Raw records
────────

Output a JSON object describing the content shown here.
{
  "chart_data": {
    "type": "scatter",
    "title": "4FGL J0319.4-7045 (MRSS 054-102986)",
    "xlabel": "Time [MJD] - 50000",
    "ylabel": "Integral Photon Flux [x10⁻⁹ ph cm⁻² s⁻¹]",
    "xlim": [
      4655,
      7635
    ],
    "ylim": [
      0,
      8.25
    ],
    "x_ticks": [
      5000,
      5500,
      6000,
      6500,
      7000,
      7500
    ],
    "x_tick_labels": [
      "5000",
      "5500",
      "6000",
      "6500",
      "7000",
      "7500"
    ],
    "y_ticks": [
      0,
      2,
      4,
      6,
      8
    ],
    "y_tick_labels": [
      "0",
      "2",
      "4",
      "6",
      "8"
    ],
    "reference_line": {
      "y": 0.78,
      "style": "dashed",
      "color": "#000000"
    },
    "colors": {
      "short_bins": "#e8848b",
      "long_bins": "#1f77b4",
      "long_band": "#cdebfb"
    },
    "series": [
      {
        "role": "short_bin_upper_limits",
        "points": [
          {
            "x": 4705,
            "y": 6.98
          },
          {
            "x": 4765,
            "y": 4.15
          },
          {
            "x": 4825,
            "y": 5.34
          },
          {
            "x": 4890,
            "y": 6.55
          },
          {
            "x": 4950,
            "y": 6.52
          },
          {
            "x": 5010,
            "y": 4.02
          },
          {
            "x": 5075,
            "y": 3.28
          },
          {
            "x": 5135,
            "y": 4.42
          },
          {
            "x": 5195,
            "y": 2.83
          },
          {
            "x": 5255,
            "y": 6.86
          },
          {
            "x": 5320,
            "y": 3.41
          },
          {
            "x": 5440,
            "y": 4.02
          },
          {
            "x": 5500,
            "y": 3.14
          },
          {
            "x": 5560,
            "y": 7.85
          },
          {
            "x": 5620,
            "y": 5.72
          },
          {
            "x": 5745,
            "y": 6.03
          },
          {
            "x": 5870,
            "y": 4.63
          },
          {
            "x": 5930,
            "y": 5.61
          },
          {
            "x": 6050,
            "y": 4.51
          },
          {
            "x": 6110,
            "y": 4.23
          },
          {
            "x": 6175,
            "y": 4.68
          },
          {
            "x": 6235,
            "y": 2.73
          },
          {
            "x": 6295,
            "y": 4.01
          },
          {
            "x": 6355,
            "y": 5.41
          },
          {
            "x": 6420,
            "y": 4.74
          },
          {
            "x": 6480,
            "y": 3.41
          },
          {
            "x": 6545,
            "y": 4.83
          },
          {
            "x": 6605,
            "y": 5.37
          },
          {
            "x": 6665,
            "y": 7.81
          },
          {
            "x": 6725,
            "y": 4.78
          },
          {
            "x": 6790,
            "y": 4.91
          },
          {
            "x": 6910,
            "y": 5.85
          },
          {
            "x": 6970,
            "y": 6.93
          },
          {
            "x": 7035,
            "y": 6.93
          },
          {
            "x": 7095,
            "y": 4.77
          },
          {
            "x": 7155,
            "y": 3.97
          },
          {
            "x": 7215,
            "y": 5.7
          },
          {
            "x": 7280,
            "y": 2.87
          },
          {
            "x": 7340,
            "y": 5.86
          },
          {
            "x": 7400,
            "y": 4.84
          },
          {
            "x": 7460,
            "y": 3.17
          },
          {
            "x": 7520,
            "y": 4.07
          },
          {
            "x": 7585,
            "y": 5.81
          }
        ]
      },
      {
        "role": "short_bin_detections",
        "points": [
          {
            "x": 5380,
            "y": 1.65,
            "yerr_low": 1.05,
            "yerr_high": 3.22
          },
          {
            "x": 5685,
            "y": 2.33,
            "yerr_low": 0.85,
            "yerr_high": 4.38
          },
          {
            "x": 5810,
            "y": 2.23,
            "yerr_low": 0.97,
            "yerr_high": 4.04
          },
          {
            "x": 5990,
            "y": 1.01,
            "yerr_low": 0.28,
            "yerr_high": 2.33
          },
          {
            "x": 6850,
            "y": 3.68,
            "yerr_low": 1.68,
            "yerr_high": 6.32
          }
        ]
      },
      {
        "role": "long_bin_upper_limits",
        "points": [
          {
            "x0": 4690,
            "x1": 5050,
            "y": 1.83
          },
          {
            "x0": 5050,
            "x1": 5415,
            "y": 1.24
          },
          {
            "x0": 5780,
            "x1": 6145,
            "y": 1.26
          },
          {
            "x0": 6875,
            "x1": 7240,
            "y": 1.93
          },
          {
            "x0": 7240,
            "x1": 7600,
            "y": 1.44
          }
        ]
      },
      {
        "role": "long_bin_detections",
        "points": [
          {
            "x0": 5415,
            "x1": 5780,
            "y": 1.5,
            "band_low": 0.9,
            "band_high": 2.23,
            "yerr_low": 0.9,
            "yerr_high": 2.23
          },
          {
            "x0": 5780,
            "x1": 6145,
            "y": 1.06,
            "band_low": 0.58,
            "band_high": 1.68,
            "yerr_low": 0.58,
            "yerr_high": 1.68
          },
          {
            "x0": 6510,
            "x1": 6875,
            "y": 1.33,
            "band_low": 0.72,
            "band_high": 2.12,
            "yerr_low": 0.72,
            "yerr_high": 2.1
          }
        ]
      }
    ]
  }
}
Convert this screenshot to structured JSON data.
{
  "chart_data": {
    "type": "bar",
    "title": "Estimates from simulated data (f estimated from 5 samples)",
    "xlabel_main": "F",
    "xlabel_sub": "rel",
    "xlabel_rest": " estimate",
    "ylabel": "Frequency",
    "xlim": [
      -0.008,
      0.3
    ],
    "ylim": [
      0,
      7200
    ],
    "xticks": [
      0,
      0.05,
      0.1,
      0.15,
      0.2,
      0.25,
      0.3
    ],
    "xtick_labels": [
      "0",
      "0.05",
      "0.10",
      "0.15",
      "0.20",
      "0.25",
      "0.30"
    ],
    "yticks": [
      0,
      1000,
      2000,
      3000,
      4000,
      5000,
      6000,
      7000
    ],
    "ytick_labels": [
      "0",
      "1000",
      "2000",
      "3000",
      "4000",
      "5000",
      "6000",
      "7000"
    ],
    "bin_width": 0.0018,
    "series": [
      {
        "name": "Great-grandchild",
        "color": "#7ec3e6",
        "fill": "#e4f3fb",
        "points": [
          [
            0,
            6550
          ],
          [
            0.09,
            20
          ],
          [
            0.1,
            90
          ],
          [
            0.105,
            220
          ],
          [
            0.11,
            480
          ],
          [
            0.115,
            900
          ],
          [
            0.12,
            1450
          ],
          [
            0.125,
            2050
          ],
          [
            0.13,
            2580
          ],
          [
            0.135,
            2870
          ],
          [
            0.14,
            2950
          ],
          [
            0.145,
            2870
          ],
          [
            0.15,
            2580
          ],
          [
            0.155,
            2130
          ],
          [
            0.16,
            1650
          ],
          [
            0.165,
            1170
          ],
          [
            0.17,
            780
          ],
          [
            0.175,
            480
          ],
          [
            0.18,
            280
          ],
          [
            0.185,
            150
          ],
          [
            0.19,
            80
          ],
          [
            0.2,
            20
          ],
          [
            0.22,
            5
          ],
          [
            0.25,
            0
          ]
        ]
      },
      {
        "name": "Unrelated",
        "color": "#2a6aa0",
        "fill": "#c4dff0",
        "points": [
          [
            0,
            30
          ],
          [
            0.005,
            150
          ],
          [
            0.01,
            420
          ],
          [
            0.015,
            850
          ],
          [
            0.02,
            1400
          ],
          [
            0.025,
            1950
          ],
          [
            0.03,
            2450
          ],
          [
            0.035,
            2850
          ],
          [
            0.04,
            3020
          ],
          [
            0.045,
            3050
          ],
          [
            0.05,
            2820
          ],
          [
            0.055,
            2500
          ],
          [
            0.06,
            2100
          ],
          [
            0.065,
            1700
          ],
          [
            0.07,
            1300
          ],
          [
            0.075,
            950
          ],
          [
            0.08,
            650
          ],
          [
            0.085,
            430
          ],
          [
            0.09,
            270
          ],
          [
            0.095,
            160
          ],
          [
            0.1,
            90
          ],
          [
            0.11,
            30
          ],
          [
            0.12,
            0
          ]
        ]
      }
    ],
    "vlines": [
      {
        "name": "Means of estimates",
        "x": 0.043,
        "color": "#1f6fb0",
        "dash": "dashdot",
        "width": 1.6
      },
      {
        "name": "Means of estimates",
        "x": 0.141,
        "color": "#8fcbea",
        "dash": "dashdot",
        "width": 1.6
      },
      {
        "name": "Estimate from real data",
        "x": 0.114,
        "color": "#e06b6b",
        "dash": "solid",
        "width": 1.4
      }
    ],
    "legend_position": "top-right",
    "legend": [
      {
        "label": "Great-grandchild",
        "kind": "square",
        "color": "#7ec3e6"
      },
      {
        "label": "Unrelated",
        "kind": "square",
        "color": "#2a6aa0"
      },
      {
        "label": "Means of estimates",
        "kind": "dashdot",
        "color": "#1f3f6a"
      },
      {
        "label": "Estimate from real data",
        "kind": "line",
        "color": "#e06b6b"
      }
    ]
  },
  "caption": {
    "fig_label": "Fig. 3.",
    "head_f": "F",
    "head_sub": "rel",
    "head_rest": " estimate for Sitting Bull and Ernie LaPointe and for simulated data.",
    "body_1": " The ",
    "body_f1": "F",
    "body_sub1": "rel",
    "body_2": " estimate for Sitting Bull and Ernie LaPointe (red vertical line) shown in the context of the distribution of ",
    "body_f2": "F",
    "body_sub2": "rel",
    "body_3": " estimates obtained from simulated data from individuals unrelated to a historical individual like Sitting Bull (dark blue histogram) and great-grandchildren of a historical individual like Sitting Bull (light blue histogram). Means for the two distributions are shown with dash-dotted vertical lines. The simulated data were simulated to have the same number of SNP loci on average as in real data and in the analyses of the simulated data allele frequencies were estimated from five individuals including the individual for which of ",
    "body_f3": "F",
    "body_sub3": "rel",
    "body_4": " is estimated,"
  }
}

────────

**Given exercise:** Reply with one number only, the count of lines above that hold the string "Bull".

**Answer to the task:** 3